▶

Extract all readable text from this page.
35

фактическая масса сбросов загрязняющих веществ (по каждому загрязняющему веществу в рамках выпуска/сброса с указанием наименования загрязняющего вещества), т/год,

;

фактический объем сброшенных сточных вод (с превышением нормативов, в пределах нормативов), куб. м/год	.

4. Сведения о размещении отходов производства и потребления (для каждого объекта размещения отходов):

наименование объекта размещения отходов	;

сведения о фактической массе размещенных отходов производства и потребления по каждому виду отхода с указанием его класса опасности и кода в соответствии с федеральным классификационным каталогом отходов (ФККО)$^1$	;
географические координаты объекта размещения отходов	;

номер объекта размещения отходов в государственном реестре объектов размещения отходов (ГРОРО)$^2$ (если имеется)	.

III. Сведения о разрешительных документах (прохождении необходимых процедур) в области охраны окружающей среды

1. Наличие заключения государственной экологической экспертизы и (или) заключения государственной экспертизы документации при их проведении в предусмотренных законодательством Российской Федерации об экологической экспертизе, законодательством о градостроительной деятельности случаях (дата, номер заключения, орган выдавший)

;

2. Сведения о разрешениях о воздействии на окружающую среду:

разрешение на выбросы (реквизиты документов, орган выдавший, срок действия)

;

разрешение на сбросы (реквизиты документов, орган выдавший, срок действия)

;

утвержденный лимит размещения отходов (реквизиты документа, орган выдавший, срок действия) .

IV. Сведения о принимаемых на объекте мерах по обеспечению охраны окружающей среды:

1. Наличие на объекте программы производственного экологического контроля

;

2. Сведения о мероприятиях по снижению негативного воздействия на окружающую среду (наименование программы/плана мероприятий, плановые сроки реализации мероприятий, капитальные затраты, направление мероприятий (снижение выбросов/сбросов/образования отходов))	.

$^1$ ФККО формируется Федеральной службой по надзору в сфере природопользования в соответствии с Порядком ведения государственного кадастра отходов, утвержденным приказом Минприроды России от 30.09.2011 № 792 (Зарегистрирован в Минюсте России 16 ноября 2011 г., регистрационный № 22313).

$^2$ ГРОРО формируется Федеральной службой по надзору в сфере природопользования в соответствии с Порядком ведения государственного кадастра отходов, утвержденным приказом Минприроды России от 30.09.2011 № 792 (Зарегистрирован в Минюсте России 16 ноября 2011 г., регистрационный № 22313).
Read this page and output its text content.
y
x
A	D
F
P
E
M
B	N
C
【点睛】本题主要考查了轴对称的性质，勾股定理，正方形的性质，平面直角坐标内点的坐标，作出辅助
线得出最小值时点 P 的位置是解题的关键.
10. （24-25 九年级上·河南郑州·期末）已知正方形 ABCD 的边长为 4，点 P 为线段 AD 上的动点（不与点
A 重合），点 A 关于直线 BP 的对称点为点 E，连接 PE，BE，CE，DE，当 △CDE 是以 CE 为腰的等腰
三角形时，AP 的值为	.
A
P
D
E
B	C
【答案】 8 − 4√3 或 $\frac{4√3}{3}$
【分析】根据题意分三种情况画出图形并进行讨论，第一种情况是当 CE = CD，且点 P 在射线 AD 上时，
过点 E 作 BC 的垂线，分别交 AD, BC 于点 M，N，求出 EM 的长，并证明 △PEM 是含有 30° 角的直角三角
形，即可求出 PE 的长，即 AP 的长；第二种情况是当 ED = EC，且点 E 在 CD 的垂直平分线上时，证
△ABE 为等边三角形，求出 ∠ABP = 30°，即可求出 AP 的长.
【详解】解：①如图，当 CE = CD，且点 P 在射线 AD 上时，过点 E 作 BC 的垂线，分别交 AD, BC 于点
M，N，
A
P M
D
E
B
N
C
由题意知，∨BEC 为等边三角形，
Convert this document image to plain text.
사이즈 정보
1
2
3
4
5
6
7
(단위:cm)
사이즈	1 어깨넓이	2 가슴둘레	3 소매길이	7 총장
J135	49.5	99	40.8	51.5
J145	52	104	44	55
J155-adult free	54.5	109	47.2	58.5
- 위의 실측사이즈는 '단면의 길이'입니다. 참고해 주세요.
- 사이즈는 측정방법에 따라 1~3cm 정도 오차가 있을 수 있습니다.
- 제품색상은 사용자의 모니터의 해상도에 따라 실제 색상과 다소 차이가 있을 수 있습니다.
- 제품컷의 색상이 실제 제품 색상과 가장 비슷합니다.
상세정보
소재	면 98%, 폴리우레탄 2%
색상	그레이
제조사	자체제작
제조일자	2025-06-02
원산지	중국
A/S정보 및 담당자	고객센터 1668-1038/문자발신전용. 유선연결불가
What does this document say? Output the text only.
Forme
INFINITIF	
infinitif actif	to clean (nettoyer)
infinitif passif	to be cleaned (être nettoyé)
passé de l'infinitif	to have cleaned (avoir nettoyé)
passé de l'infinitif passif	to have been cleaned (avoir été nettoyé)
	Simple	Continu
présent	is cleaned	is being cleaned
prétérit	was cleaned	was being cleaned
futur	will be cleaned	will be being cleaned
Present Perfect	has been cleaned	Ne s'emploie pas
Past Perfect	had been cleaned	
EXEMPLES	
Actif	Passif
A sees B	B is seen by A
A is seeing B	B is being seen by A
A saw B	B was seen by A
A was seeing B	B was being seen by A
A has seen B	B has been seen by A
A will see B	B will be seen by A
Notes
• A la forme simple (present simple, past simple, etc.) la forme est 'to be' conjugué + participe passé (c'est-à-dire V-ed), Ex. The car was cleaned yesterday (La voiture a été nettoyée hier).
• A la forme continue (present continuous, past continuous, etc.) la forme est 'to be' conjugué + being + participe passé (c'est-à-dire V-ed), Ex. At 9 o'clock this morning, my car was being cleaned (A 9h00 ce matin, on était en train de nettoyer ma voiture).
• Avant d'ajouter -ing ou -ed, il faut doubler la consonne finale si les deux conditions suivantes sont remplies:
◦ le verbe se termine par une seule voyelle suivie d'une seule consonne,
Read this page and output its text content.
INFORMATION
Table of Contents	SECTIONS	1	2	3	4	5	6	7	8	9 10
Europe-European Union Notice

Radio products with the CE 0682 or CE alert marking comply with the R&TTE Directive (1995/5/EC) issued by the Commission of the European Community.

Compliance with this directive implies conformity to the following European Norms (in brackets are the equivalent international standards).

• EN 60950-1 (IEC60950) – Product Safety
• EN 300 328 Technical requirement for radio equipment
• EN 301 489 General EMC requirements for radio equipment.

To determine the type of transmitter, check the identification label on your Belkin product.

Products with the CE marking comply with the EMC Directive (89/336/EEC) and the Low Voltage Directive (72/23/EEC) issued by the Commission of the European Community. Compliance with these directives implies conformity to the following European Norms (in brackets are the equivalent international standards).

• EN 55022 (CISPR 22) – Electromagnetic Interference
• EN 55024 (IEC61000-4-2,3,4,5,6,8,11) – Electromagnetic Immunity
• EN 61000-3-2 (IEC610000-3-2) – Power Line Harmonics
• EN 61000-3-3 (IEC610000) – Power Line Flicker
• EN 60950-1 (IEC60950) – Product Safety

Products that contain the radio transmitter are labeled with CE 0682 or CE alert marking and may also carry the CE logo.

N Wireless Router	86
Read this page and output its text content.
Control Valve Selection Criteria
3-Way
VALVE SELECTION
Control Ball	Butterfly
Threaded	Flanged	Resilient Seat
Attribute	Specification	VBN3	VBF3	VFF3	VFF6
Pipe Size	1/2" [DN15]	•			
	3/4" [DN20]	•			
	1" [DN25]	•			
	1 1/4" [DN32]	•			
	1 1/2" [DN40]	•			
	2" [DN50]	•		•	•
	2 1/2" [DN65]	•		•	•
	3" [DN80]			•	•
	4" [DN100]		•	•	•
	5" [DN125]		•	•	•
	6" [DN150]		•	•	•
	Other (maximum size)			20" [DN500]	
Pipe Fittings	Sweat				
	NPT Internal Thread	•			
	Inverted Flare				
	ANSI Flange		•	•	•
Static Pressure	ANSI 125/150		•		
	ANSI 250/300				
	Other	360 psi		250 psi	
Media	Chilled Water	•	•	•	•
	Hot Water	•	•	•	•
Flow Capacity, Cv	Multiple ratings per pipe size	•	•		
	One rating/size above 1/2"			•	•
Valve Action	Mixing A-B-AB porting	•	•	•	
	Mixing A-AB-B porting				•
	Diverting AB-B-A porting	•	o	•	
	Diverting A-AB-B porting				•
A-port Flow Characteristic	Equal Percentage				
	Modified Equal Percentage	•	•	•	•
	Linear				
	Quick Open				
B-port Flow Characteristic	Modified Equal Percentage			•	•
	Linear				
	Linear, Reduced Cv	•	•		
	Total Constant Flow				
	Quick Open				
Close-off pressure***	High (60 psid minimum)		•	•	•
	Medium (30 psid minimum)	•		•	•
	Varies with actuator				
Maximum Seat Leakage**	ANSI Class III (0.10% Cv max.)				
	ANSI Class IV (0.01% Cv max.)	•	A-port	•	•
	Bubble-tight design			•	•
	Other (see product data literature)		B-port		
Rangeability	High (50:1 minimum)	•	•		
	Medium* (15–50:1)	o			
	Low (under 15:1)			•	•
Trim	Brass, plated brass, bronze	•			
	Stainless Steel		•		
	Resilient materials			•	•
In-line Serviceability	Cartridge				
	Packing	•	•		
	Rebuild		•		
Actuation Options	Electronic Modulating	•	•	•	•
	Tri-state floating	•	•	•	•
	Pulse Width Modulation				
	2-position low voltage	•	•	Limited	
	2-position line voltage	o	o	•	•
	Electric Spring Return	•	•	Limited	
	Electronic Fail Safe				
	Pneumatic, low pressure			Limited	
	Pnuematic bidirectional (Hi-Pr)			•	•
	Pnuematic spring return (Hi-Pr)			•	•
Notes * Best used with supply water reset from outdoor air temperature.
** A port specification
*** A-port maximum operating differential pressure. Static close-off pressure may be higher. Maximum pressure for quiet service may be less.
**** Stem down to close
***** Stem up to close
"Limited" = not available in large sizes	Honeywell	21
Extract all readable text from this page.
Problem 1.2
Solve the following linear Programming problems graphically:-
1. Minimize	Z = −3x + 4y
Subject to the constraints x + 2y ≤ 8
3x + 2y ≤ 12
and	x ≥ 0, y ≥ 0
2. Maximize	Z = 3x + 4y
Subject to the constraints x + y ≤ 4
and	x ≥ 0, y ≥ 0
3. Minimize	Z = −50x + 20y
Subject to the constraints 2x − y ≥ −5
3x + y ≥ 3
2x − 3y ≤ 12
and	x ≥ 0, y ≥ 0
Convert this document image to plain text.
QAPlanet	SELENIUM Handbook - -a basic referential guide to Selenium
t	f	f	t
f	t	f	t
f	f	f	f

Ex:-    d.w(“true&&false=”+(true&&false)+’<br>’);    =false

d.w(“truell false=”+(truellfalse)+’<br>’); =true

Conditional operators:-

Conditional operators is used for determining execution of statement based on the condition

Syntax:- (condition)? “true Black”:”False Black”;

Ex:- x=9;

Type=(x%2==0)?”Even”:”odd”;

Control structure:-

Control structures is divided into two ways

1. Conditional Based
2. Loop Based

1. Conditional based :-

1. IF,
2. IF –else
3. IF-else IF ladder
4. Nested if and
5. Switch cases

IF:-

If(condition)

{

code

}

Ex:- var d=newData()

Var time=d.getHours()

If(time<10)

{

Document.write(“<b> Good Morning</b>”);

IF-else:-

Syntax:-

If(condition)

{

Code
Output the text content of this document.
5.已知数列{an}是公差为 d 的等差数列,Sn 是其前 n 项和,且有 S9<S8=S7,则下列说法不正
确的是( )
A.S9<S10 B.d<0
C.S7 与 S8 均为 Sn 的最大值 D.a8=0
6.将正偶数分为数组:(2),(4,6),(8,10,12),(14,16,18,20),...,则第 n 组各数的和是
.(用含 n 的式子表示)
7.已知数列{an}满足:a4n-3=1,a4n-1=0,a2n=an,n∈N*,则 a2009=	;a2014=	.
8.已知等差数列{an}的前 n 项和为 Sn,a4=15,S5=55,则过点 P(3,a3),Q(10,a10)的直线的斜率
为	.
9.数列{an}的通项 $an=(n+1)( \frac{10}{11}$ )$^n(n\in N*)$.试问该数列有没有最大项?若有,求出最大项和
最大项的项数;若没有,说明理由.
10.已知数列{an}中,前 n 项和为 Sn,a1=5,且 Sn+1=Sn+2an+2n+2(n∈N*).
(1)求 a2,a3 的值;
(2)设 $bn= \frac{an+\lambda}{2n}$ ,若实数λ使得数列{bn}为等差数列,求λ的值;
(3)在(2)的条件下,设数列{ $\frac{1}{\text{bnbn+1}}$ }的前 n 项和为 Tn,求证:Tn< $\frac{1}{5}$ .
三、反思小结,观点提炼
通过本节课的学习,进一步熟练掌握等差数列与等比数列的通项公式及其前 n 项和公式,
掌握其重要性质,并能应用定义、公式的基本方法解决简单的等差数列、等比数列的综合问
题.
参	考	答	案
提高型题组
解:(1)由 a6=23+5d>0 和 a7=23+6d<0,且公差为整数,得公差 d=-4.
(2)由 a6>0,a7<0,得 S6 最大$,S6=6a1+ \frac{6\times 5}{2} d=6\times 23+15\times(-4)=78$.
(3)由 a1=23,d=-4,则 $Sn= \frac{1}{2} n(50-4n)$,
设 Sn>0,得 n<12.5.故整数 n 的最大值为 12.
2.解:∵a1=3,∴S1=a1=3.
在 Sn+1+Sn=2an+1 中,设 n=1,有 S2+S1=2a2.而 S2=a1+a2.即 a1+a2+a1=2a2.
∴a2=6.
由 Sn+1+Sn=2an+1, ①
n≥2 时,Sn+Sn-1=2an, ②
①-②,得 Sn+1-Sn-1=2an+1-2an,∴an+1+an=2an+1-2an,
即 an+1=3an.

◀

*Given request:* Find every line in the listing that holds the string "passé", then say how many there are as a bare number.

*Result of this exercise:* 4